TASK DESCRIPTION - List each line of the data that holds the string "title".

──────── DATA ENTRIES ────────

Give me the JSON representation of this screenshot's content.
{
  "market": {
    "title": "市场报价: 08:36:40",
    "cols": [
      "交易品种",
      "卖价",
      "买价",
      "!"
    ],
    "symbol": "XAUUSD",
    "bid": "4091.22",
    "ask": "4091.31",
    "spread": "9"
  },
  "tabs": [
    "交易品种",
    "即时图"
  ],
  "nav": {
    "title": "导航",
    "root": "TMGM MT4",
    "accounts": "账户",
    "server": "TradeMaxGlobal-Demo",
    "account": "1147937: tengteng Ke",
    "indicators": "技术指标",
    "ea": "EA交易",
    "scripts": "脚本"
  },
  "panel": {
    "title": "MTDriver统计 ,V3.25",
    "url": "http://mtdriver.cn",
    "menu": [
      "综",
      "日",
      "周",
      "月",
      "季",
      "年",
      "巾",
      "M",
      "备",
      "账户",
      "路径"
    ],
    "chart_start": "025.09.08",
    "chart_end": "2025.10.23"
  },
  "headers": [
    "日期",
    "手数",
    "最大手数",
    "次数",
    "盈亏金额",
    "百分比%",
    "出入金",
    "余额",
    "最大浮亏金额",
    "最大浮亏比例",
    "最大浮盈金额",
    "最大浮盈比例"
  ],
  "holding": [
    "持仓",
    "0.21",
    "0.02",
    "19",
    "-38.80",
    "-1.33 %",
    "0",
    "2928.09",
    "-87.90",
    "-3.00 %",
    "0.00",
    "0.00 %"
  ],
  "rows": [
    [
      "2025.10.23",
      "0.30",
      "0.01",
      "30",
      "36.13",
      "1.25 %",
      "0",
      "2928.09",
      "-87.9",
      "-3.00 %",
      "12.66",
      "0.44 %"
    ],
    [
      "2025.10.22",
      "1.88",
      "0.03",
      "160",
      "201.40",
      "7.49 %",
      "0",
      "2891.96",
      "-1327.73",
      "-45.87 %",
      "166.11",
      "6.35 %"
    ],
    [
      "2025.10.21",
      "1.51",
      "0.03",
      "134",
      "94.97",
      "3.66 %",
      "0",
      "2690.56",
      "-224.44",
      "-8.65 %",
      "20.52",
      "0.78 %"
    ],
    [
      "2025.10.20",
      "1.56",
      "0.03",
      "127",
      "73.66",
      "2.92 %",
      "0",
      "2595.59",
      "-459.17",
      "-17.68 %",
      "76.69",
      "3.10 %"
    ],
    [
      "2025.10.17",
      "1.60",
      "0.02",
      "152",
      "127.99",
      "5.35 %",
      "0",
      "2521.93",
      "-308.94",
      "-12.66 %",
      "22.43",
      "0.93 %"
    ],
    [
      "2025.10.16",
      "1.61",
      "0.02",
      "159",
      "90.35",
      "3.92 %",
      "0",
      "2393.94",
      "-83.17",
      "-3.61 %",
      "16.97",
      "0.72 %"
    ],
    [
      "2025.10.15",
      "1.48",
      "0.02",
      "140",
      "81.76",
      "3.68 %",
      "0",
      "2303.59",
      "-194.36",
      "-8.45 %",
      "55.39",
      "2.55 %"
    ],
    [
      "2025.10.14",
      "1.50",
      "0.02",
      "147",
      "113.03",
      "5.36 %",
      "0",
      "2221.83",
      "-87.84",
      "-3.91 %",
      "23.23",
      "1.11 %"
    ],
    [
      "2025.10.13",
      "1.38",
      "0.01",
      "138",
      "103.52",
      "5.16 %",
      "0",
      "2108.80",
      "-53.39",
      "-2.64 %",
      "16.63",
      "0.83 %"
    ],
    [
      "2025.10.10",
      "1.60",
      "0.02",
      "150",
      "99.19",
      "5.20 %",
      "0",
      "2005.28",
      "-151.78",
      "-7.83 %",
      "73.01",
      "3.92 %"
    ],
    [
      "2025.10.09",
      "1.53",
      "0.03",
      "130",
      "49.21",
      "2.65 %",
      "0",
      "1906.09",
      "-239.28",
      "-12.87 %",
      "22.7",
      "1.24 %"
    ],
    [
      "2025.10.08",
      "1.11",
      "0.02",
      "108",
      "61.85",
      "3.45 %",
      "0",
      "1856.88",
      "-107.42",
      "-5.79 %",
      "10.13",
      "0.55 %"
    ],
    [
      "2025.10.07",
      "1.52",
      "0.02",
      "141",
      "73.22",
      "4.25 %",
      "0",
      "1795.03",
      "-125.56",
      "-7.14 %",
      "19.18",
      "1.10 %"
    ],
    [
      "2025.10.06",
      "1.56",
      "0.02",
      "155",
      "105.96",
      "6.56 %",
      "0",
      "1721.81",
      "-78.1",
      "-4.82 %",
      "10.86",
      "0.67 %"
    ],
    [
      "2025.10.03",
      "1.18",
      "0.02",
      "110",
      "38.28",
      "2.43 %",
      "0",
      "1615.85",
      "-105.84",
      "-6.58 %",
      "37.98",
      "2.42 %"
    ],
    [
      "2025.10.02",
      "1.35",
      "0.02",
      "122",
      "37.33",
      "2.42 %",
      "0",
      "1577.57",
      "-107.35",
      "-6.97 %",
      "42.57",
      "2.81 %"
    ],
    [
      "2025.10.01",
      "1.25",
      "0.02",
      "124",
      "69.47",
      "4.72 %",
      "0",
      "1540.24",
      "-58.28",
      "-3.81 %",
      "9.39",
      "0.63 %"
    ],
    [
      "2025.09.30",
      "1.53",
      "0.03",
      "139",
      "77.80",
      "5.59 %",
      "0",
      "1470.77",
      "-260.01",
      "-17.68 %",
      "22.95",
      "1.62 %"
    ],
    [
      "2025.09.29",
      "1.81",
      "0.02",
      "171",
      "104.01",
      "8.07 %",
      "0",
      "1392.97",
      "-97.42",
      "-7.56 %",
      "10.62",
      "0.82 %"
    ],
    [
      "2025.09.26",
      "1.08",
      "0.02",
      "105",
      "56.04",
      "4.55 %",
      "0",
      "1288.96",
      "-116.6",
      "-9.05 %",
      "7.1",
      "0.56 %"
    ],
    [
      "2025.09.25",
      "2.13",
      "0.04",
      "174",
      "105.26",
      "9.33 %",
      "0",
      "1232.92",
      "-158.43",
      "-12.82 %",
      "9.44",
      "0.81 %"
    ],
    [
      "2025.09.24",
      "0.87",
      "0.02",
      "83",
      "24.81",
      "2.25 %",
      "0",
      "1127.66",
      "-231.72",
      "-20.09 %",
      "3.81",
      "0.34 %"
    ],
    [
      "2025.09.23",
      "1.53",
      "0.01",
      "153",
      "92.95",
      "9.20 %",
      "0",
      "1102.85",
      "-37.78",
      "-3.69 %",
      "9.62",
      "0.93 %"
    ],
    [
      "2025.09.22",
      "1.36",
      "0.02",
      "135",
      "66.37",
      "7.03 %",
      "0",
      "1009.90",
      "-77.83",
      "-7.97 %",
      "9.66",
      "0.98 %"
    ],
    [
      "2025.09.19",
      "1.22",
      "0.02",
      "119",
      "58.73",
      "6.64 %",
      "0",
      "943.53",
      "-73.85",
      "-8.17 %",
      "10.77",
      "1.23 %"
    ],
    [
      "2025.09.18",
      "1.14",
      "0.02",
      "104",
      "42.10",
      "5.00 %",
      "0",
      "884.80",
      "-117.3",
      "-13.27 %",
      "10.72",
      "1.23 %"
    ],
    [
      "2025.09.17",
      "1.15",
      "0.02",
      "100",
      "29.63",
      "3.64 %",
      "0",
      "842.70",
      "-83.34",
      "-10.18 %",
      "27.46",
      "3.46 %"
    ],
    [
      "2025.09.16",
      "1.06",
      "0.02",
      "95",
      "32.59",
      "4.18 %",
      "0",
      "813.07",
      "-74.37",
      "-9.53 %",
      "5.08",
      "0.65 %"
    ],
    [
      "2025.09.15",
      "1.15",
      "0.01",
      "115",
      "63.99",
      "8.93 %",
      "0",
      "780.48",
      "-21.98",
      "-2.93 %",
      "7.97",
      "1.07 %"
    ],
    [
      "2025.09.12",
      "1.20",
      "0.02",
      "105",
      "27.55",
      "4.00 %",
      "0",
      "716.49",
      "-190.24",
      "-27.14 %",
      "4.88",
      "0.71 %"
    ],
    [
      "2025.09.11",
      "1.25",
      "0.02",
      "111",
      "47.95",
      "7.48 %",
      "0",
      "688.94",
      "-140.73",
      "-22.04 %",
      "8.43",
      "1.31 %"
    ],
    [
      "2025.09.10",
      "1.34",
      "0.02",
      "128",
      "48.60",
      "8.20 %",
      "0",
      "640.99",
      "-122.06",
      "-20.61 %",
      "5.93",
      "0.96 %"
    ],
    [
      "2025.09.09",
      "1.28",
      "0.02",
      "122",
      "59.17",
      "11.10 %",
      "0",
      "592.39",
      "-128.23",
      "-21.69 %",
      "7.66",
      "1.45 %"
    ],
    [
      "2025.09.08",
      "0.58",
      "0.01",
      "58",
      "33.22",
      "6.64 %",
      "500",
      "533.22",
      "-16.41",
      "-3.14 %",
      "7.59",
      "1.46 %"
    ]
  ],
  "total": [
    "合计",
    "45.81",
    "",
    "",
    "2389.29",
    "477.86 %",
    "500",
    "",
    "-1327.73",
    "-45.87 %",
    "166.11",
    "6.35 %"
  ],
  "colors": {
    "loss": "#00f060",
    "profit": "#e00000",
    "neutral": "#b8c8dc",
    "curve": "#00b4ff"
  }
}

────────

CORRECT ANSWER -
    "title": "市场报价: 08:36:40",
    "title": "导航",
    "title": "MTDriver统计 ,V3.25",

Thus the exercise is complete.